**WRITTEN REQUEST:** Locate each line with the string "JSON" in the listing below and copy it.
start DATA ENTRIES
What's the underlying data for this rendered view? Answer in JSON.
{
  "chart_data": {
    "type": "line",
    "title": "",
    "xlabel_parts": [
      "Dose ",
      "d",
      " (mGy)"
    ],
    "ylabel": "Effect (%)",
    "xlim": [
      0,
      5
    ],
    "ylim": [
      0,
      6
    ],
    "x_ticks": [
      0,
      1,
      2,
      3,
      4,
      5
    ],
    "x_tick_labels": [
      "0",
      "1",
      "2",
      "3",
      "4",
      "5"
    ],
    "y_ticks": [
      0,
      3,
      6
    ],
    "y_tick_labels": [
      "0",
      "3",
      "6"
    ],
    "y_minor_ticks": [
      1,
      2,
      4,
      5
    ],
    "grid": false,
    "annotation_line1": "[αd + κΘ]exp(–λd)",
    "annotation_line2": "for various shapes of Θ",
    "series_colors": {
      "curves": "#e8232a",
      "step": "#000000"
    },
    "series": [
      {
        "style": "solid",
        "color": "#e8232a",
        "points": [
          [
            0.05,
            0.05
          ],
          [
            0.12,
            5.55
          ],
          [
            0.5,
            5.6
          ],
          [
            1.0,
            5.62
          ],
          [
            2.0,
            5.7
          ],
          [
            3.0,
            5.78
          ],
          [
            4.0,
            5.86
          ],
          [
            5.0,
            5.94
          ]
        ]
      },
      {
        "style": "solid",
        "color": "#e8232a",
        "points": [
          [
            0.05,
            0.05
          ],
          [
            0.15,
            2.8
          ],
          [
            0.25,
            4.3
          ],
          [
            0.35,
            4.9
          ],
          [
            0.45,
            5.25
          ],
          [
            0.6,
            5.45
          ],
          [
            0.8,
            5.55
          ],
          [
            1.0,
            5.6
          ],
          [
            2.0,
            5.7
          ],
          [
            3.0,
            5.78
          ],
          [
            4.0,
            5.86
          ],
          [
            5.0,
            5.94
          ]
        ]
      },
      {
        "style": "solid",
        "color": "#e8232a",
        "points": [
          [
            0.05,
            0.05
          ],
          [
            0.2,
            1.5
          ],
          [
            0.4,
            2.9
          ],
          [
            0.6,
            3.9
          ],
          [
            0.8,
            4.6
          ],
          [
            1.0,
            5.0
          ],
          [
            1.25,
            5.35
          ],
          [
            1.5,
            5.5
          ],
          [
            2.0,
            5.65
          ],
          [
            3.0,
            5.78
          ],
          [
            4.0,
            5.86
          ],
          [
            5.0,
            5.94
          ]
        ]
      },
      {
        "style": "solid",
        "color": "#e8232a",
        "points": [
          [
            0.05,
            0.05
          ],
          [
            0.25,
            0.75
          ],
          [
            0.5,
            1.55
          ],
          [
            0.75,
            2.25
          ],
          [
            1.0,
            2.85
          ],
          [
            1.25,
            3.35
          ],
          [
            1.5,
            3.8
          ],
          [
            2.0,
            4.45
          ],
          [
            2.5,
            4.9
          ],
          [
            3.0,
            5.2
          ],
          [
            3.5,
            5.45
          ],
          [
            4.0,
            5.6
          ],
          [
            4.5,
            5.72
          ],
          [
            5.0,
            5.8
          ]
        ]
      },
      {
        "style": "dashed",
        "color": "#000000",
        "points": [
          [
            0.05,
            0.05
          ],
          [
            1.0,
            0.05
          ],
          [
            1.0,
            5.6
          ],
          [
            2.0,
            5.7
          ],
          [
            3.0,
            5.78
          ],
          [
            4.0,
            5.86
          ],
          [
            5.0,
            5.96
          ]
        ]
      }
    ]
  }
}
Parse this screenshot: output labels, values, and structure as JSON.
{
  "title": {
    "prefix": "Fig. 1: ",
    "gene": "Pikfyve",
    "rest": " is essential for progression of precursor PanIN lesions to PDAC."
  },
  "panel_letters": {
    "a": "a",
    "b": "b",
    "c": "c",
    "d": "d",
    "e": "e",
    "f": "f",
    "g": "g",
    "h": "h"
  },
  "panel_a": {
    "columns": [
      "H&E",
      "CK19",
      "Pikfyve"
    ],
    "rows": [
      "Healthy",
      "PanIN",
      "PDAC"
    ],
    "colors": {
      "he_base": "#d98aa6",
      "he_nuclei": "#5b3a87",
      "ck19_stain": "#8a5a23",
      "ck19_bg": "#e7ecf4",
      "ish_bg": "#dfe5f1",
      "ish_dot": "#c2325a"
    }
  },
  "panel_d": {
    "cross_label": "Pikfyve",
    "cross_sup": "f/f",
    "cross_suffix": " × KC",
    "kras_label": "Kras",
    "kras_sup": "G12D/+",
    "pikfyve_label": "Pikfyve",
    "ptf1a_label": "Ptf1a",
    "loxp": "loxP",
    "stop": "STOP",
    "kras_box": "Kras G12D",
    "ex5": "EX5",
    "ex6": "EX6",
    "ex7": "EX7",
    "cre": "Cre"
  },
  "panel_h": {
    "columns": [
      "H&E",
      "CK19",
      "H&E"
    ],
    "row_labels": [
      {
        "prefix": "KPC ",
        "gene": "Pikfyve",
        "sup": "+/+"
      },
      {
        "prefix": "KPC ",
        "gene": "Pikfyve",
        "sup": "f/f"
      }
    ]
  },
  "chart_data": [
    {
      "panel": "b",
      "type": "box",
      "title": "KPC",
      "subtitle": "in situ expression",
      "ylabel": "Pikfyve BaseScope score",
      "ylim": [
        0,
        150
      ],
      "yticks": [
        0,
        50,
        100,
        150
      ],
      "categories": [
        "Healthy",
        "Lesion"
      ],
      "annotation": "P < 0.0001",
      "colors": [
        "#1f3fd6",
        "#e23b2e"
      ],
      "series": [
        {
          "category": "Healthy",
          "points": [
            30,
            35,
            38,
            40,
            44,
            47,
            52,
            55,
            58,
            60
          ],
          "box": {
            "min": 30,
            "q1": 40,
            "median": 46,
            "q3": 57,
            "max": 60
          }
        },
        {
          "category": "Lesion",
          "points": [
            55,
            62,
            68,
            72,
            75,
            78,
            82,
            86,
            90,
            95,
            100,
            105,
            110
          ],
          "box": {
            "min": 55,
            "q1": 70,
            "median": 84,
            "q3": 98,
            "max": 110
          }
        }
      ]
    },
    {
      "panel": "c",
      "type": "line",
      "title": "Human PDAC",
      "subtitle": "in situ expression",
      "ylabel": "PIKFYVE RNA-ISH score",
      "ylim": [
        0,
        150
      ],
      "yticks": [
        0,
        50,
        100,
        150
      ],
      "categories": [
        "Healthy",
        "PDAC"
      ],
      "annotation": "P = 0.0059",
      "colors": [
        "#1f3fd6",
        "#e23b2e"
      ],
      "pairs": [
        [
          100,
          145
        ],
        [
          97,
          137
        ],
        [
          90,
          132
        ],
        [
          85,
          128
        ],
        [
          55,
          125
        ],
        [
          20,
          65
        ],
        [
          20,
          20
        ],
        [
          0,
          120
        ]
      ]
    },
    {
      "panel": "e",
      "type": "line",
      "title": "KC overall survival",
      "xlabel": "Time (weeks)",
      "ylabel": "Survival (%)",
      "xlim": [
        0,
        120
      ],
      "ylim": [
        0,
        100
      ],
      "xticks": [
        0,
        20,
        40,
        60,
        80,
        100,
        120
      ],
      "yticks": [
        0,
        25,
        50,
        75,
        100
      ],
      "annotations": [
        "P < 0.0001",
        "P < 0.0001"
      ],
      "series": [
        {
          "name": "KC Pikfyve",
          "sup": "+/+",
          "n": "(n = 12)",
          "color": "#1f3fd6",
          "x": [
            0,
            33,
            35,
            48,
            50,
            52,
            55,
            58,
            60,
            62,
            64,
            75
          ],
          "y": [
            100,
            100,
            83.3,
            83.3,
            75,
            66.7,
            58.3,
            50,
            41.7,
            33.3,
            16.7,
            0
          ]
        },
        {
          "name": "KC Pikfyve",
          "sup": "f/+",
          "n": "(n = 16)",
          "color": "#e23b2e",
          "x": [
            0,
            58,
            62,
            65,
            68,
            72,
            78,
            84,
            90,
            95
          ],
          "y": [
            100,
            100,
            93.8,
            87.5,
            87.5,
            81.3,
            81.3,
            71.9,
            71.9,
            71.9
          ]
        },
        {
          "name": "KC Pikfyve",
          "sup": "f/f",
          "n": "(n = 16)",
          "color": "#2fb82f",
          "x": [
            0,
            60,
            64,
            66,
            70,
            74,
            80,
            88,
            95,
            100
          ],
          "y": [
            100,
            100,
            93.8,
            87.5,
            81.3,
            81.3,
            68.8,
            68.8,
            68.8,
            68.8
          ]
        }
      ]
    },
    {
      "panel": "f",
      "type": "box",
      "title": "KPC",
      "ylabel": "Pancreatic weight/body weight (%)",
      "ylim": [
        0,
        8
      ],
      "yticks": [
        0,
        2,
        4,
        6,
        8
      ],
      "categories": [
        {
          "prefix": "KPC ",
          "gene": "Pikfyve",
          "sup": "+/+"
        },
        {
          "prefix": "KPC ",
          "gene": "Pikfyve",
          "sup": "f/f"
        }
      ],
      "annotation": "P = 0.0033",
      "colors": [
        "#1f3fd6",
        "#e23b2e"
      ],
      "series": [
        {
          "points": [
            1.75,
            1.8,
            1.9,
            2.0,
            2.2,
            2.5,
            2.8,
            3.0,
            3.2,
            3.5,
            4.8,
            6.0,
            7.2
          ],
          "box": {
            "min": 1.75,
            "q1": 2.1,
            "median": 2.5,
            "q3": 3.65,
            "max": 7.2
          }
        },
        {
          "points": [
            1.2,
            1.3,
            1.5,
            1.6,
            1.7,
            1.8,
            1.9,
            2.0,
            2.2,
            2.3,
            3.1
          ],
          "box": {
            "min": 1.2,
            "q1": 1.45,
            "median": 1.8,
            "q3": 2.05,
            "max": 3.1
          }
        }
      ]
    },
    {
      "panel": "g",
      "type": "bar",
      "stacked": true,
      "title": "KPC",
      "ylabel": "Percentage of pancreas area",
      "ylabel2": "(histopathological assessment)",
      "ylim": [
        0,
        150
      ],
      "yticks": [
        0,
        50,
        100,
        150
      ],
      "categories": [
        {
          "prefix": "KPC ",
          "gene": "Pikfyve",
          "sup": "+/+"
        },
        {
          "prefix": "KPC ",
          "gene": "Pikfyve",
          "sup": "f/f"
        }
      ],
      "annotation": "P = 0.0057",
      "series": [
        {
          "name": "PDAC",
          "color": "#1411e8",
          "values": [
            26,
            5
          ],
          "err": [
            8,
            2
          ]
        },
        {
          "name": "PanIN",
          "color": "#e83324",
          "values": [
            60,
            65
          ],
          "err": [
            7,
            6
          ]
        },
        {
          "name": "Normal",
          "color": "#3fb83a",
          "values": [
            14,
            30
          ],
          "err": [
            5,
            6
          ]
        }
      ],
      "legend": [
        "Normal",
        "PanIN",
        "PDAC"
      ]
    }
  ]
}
end DATA ENTRIES
**ANSWER TO THE EXERCISE:**
What's the underlying data for this rendered view? Answer in JSON.
Parse this screenshot: output labels, values, and structure as JSON.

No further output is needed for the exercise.